+++ THE RECORDS

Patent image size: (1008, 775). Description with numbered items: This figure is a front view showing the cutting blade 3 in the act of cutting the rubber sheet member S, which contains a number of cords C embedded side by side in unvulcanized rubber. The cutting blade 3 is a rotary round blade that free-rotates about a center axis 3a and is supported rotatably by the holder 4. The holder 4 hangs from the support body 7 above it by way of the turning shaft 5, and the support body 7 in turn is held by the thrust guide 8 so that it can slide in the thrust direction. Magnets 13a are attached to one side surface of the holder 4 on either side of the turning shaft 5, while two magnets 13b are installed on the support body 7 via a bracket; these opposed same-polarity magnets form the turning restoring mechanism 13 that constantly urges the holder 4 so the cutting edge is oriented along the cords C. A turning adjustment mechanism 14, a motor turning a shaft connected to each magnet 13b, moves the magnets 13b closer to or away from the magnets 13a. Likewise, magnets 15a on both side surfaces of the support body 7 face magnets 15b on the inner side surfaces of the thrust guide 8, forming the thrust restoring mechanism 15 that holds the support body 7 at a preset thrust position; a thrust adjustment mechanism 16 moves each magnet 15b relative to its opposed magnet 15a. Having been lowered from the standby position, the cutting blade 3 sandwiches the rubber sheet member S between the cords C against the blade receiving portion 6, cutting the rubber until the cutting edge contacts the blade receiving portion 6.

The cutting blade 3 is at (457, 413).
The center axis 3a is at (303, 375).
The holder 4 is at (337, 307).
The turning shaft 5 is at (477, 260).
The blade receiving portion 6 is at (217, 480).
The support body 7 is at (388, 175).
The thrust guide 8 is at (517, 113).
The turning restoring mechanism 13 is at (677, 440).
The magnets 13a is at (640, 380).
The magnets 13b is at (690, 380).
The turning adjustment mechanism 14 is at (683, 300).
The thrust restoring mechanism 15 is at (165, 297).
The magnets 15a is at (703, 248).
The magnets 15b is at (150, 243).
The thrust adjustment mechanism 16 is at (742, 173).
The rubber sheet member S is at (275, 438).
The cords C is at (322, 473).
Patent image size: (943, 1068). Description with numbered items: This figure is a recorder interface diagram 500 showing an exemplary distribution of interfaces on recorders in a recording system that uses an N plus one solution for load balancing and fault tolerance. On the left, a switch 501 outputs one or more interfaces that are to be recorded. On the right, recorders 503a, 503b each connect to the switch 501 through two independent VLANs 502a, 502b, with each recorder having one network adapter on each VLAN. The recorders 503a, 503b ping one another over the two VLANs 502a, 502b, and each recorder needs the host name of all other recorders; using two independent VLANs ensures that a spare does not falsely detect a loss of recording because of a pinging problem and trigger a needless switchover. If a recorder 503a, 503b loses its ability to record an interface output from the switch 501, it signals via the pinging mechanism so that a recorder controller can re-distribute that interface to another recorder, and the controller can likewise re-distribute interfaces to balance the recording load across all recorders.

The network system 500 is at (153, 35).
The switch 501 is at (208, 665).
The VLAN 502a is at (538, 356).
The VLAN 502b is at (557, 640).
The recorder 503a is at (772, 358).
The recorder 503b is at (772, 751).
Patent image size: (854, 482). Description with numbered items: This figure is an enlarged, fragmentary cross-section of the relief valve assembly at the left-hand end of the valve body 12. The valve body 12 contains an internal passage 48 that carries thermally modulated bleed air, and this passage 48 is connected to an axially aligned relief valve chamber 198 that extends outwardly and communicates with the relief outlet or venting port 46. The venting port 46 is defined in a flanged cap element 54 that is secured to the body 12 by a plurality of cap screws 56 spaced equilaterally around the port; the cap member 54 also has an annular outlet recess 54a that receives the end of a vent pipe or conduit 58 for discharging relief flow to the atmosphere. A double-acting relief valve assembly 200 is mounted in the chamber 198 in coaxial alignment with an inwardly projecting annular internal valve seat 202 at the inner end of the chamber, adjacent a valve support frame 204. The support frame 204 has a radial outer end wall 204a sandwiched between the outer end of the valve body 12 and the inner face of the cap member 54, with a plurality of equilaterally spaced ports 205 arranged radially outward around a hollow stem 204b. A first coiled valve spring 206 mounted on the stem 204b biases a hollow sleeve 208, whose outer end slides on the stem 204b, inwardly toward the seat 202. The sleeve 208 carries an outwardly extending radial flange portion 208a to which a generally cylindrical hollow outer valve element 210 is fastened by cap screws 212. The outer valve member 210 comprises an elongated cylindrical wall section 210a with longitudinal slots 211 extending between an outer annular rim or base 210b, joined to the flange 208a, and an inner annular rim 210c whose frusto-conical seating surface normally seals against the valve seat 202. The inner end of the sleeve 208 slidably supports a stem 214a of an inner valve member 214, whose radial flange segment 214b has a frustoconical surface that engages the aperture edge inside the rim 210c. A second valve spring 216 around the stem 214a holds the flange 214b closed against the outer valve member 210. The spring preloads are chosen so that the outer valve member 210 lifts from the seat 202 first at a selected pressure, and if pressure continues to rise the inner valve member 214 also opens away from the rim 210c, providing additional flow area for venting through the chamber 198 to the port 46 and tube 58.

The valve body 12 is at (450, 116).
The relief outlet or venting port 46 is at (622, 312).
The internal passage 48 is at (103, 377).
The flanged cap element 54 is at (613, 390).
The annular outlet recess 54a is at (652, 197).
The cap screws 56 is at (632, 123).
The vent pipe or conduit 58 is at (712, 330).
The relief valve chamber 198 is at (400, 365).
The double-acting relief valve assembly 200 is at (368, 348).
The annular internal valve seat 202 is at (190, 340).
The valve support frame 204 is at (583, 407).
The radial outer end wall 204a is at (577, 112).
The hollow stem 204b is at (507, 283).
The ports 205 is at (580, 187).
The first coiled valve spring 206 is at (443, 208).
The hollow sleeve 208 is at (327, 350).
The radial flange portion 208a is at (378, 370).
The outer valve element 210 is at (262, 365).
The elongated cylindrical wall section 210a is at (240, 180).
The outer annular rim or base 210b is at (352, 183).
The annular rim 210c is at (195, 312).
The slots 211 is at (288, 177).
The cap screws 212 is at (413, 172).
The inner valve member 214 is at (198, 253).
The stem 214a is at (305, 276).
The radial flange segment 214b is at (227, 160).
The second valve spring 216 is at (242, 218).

++++++

SHORT EXERCISE: Reproduce the entire listing above word for word, keeping every line in its original order.

THE COMPLETED TASK:
Patent image size: (1008, 775). Description with numbered items: This figure is a front view showing the cutting blade 3 in the act of cutting the rubber sheet member S, which contains a number of cords C embedded side by side in unvulcanized rubber. The cutting blade 3 is a rotary round blade that free-rotates about a center axis 3a and is supported rotatably by the holder 4. The holder 4 hangs from the support body 7 above it by way of the turning shaft 5, and the support body 7 in turn is held by the thrust guide 8 so that it can slide in the thrust direction. Magnets 13a are attached to one side surface of the holder 4 on either side of the turning shaft 5, while two magnets 13b are installed on the support body 7 via a bracket; these opposed same-polarity magnets form the turning restoring mechanism 13 that constantly urges the holder 4 so the cutting edge is oriented along the cords C. A turning adjustment mechanism 14, a motor turning a shaft connected to each magnet 13b, moves the magnets 13b closer to or away from the magnets 13a. Likewise, magnets 15a on both side surfaces of the support body 7 face magnets 15b on the inner side surfaces of the thrust guide 8, forming the thrust restoring mechanism 15 that holds the support body 7 at a preset thrust position; a thrust adjustment mechanism 16 moves each magnet 15b relative to its opposed magnet 15a. Having been lowered from the standby position, the cutting blade 3 sandwiches the rubber sheet member S between the cords C against the blade receiving portion 6, cutting the rubber until the cutting edge contacts the blade receiving portion 6.

The cutting blade 3 is at (457, 413).
The center axis 3a is at (303, 375).
The holder 4 is at (337, 307).
The turning shaft 5 is at (477, 260).
The blade receiving portion 6 is at (217, 480).
The support body 7 is at (388, 175).
The thrust guide 8 is at (517, 113).
The turning restoring mechanism 13 is at (677, 440).
The magnets 13a is at (640, 380).
The magnets 13b is at (690, 380).
The turning adjustment mechanism 14 is at (683, 300).
The thrust restoring mechanism 15 is at (165, 297).
The magnets 15a is at (703, 248).
The magnets 15b is at (150, 243).
The thrust adjustment mechanism 16 is at (742, 173).
The rubber sheet member S is at (275, 438).
The cords C is at (322, 473).
Patent image size: (943, 1068). Description with numbered items: This figure is a recorder interface diagram 500 showing an exemplary distribution of interfaces on recorders in a recording system that uses an N plus one solution for load balancing and fault tolerance. On the left, a switch 501 outputs one or more interfaces that are to be recorded. On the right, recorders 503a, 503b each connect to the switch 501 through two independent VLANs 502a, 502b, with each recorder having one network adapter on each VLAN. The recorders 503a, 503b ping one another over the two VLANs 502a, 502b, and each recorder needs the host name of all other recorders; using two independent VLANs ensures that a spare does not falsely detect a loss of recording because of a pinging problem and trigger a needless switchover. If a recorder 503a, 503b loses its ability to record an interface output from the switch 501, it signals via the pinging mechanism so that a recorder controller can re-distribute that interface to another recorder, and the controller can likewise re-distribute interfaces to balance the recording load across all recorders.

The network system 500 is at (153, 35).
The switch 501 is at (208, 665).
The VLAN 502a is at (538, 356).
The VLAN 502b is at (557, 640).
The recorder 503a is at (772, 358).
The recorder 503b is at (772, 751).
Patent image size: (854, 482). Description with numbered items: This figure is an enlarged, fragmentary cross-section of the relief valve assembly at the left-hand end of the valve body 12. The valve body 12 contains an internal passage 48 that carries thermally modulated bleed air, and this passage 48 is connected to an axially aligned relief valve chamber 198 that extends outwardly and communicates with the relief outlet or venting port 46. The venting port 46 is defined in a flanged cap element 54 that is secured to the body 12 by a plurality of cap screws 56 spaced equilaterally around the port; the cap member 54 also has an annular outlet recess 54a that receives the end of a vent pipe or conduit 58 for discharging relief flow to the atmosphere. A double-acting relief valve assembly 200 is mounted in the chamber 198 in coaxial alignment with an inwardly projecting annular internal valve seat 202 at the inner end of the chamber, adjacent a valve support frame 204. The support frame 204 has a radial outer end wall 204a sandwiched between the outer end of the valve body 12 and the inner face of the cap member 54, with a plurality of equilaterally spaced ports 205 arranged radially outward around a hollow stem 204b. A first coiled valve spring 206 mounted on the stem 204b biases a hollow sleeve 208, whose outer end slides on the stem 204b, inwardly toward the seat 202. The sleeve 208 carries an outwardly extending radial flange portion 208a to which a generally cylindrical hollow outer valve element 210 is fastened by cap screws 212. The outer valve member 210 comprises an elongated cylindrical wall section 210a with longitudinal slots 211 extending between an outer annular rim or base 210b, joined to the flange 208a, and an inner annular rim 210c whose frusto-conical seating surface normally seals against the valve seat 202. The inner end of the sleeve 208 slidably supports a stem 214a of an inner valve member 214, whose radial flange segment 214b has a frustoconical surface that engages the aperture edge inside the rim 210c. A second valve spring 216 around the stem 214a holds the flange 214b closed against the outer valve member 210. The spring preloads are chosen so that the outer valve member 210 lifts from the seat 202 first at a selected pressure, and if pressure continues to rise the inner valve member 214 also opens away from the rim 210c, providing additional flow area for venting through the chamber 198 to the port 46 and tube 58.

The valve body 12 is at (450, 116).
The relief outlet or venting port 46 is at (622, 312).
The internal passage 48 is at (103, 377).
The flanged cap element 54 is at (613, 390).
The annular outlet recess 54a is at (652, 197).
The cap screws 56 is at (632, 123).
The vent pipe or conduit 58 is at (712, 330).
The relief valve chamber 198 is at (400, 365).
The double-acting relief valve assembly 200 is at (368, 348).
The annular internal valve seat 202 is at (190, 340).
The valve support frame 204 is at (583, 407).
The radial outer end wall 204a is at (577, 112).
The hollow stem 204b is at (507, 283).
The ports 205 is at (580, 187).
The first coiled valve spring 206 is at (443, 208).
The hollow sleeve 208 is at (327, 350).
The radial flange portion 208a is at (378, 370).
The outer valve element 210 is at (262, 365).
The elongated cylindrical wall section 210a is at (240, 180).
The outer annular rim or base 210b is at (352, 183).
The annular rim 210c is at (195, 312).
The slots 211 is at (288, 177).
The cap screws 212 is at (413, 172).
The inner valve member 214 is at (198, 253).
The stem 214a is at (305, 276).
The radial flange segment 214b is at (227, 160).
The second valve spring 216 is at (242, 218).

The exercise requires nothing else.